Examine the entries below, count the lines holding the string "Stroke", and respond with the number only.

** Start Source material **

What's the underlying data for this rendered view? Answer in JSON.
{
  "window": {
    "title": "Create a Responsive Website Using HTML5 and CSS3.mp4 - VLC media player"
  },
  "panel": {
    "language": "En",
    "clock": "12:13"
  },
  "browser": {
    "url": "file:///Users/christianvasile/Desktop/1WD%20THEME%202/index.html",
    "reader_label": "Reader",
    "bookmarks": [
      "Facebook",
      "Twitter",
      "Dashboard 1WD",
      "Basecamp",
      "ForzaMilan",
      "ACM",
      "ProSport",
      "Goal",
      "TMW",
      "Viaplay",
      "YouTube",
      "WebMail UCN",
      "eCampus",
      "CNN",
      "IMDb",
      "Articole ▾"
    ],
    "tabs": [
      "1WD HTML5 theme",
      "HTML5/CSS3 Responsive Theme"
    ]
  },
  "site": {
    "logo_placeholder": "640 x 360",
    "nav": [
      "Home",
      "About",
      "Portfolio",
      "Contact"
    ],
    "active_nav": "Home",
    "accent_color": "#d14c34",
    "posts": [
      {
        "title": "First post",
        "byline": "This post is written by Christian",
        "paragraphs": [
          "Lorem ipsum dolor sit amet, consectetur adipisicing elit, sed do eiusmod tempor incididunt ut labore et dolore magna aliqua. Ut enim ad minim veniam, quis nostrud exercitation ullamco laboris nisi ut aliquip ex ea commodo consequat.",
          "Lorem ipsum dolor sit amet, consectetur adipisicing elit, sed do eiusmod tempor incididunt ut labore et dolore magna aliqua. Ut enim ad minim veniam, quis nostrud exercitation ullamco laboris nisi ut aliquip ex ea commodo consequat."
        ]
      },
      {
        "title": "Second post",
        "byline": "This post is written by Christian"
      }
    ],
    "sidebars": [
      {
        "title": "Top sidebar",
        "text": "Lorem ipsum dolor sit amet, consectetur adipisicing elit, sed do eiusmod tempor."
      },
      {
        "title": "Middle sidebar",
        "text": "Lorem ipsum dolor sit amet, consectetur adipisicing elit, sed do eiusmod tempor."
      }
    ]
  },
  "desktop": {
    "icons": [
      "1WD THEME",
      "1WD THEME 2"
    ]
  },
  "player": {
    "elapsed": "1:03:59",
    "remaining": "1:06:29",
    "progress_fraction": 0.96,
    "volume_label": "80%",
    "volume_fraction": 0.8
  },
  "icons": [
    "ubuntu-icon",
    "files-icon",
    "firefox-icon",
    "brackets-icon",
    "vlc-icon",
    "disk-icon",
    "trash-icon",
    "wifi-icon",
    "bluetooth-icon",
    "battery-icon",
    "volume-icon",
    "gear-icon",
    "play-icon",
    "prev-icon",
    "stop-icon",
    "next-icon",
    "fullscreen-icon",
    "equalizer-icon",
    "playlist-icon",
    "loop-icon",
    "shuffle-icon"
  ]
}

** End Source material **
** Start Source material **

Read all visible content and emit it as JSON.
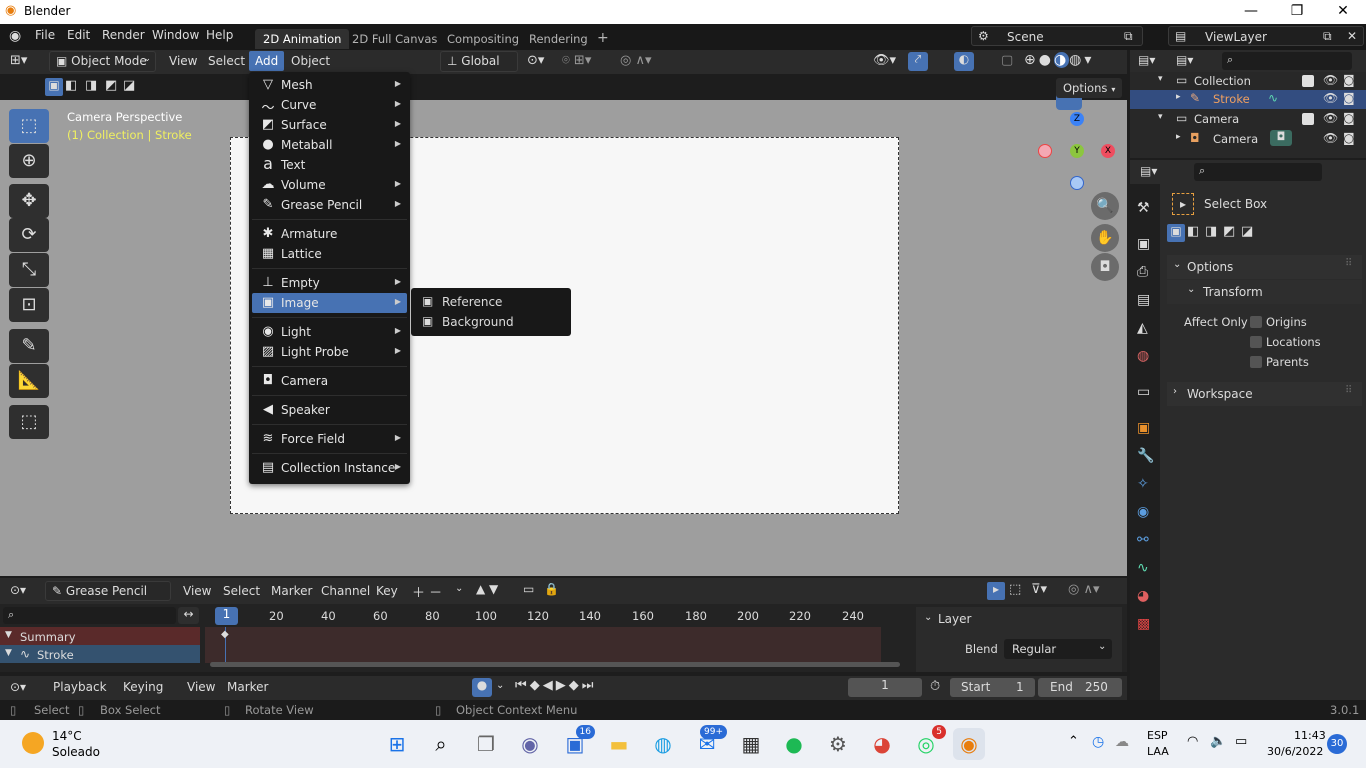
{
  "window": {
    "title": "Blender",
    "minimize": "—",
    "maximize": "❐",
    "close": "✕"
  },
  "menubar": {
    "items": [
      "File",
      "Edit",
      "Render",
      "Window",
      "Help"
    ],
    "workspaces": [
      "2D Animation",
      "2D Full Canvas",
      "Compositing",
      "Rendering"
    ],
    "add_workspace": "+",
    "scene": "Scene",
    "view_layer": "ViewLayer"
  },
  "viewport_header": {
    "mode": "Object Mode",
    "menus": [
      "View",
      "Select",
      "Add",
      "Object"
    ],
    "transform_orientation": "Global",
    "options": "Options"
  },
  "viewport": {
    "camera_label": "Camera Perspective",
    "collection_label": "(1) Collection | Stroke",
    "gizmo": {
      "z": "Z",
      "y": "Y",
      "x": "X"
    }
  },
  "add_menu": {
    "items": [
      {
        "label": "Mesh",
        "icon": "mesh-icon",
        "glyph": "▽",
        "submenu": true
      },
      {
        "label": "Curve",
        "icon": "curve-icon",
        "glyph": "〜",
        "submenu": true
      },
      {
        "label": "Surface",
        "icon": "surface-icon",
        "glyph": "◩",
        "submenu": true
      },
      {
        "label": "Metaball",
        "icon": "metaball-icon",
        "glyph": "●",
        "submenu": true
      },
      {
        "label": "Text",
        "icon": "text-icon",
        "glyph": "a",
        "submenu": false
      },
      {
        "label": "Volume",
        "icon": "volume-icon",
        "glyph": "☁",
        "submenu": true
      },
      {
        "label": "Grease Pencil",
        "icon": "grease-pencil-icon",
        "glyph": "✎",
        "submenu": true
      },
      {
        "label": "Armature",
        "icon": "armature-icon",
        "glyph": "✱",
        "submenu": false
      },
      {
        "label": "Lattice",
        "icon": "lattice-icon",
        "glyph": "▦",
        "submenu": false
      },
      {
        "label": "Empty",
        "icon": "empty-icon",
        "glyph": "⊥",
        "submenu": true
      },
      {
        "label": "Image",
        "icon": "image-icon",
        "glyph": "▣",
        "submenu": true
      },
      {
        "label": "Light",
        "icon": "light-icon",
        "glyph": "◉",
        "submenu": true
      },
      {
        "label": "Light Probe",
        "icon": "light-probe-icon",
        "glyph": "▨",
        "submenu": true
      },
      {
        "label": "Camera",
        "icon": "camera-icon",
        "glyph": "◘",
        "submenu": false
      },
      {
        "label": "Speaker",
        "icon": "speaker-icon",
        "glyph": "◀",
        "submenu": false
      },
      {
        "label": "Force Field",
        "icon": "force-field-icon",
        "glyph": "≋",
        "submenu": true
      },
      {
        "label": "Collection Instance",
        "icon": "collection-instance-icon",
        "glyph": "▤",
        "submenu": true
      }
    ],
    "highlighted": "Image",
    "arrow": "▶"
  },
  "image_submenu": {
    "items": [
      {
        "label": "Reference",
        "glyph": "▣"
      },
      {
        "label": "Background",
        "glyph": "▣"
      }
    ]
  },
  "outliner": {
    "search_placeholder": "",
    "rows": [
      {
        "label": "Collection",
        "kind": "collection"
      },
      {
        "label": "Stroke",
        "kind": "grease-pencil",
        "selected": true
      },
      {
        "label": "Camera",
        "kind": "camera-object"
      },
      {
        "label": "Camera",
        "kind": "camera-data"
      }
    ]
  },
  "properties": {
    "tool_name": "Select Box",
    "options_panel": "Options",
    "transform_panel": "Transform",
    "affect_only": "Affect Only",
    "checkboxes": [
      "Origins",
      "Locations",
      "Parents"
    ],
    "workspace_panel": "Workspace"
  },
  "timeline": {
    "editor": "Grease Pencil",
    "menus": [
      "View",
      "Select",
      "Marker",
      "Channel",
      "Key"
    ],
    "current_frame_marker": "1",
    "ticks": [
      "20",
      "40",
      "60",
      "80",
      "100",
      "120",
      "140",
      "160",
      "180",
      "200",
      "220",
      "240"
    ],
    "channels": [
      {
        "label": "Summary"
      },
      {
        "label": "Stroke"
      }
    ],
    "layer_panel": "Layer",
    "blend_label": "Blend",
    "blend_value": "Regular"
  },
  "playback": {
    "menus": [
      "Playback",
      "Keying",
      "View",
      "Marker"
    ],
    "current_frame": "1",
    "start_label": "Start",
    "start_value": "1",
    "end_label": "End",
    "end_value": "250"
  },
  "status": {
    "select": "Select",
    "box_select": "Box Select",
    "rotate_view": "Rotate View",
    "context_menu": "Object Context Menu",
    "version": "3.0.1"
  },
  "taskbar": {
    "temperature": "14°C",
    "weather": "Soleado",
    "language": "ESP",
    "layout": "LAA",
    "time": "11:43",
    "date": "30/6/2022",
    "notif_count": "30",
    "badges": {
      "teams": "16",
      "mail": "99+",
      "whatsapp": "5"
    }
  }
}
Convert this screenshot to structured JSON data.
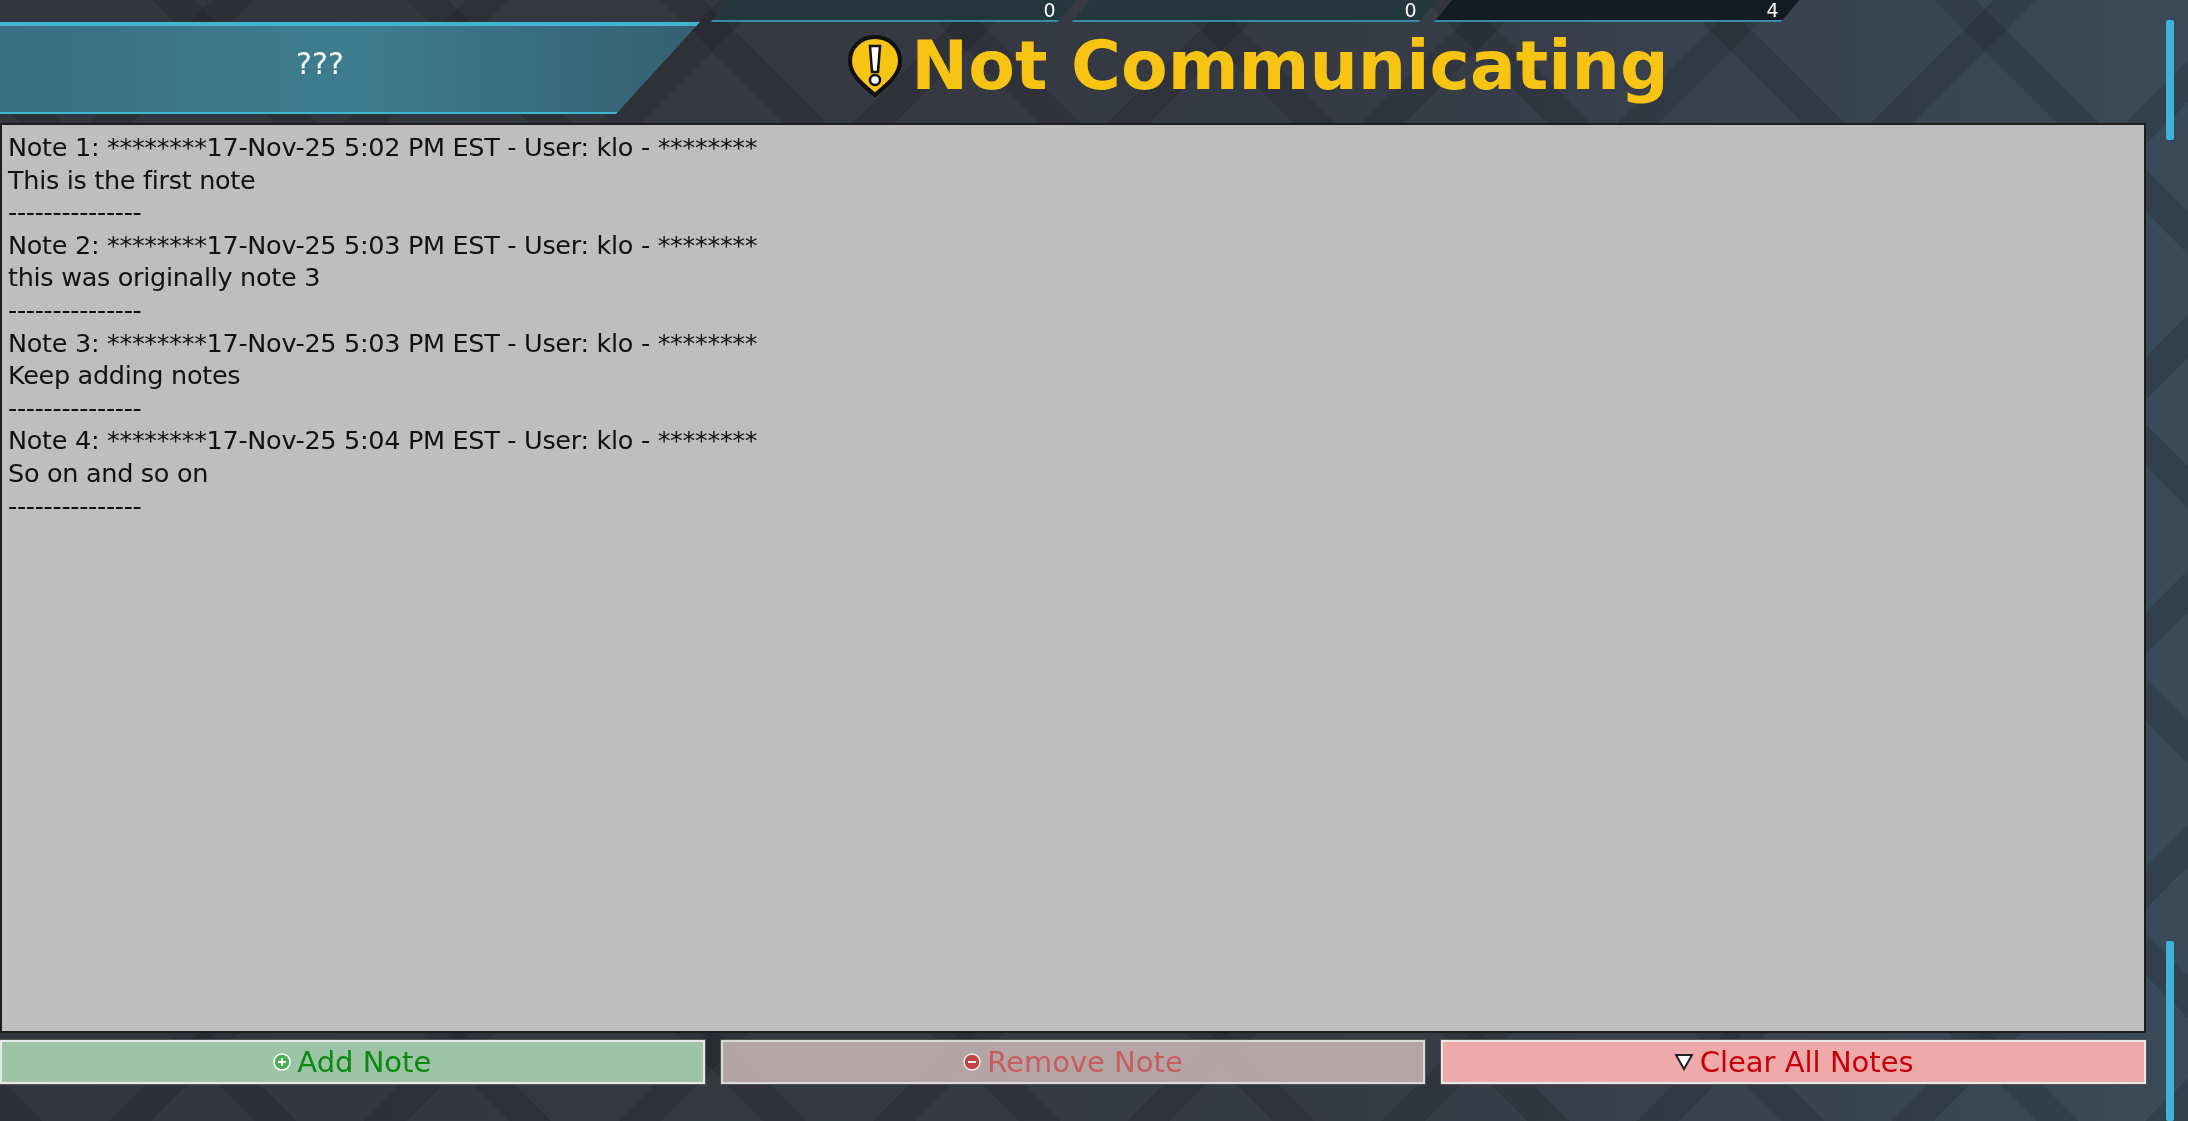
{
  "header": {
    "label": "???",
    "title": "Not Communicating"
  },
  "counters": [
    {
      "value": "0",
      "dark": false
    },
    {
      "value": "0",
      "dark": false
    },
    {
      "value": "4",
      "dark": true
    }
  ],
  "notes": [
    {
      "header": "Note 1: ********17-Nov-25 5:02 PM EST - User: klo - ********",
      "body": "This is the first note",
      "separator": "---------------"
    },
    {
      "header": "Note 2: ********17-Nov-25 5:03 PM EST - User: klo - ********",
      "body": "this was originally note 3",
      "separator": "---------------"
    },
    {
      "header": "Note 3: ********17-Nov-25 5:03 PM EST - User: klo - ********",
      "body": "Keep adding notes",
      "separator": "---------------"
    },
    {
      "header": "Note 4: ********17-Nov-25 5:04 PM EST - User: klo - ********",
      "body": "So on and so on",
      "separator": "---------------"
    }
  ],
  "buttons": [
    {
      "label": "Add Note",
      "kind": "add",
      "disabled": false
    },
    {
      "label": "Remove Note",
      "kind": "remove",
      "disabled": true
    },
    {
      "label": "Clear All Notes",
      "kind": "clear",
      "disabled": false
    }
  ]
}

** End Source material **

*Answer to this problem*. 3